TEXT BLOCK >>
---------------

So if you’re dating an otaku, are you worth any less?
Get ready for a long post!
I just read on my daily visit to Sankaku Complex about a girl complaining about her worth as an otaku’s girlfriend. She put up a Help Wanted post on a forum that went something like this (original Japanese version here):
“He’s 4 years younger than me, he’s boy-faced and really cute, takes care of his hair and clothes – he’s stylish.
He would talk about music, movies, the latest trends, and knew all about them; he was captivating so it was a natural choice to date him. With a younger boyfriend who’s really cute, every day was full of happiness for me.
After 3 months, his true self emerged. He’s an otaku.
Like the sort you’d see at Akihabara. He doesn’t look it, but he’s into anime and cosplay. I think he even goes to their events.
And on his desktop wallpaper he has gross anime pictures – pink and purple haired miko.
When I saw this, I was so shocked, I thought I’d cry!
He’s stylish and was introduced to me by a friend, but after finding out his true nature I’m really afraid people might think I’m the same. I wish he’d told me at the start he was an otaku.

---------------

SUPPLIED DATA >>
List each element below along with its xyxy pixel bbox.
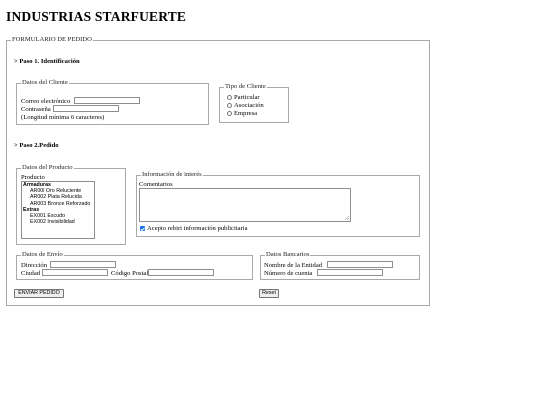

---------------

WHAT TO WORK ON >>
1. In the post about dating an otaku, turn the paragraph that begins "He would talk about music" into a short bulleted list that keeps its main facts.
2. Write the next part of the post about dating an otaku, picking up right after its final sentence.

ANSWERS BELOW >>
1.
- He talked about music, movies and the latest trends, and knew all about them.
- He was captivating, so dating him was a natural choice.
- With a younger, really cute boyfriend, every day was full of happiness for her.

2.
I don’t have much experience of romance, I feel anxious about these things. And I have been wondering about marriage lately too.
My boyfriend is kind, I love him. But if my friends found out about him I get the impression I’d lose worth in their eyes.
Are women dating otaku worth less?”
I’m happy to see that replies to this so-called helpless lass have been pretty captivating and matured so far (unlike in many Internet forums). Most of them of course sided with the fact that hobbies differ from person to person and does not derail a man of his value.
I think humans (yes, that includes me) are very shallow creatures. It takes only one bad apple to make you hate apples. Twin towers gone, boom, Islam is a shitty religion in a blink of an eye. Some Christians want to call their God “Allah”, and bam, churches get burnt. In turn, pig heads turn up in suraus. It just never ends, this chain of immaturity. When will it stop?

Awwwww Hazmer, you really like me huh?
Then you must be a faggot.
And it goes down to the smallest of matters. For example, in this case, those who look down on a bunch of us who like anime. For me, it’s never wrong to respect somebody for their interests (e.g. I look up to my three cousins for their exquisite taste), but it hurts to know that some people just diss others for liking moe anime. Many forums are full of shitheads like this. Seriously, who the hell do they think they are? You liking Ludacris and me liking Hidamari Sketch doesn’t make you a better person.
Anyway, I wanna talk about the picture painted here in Japan.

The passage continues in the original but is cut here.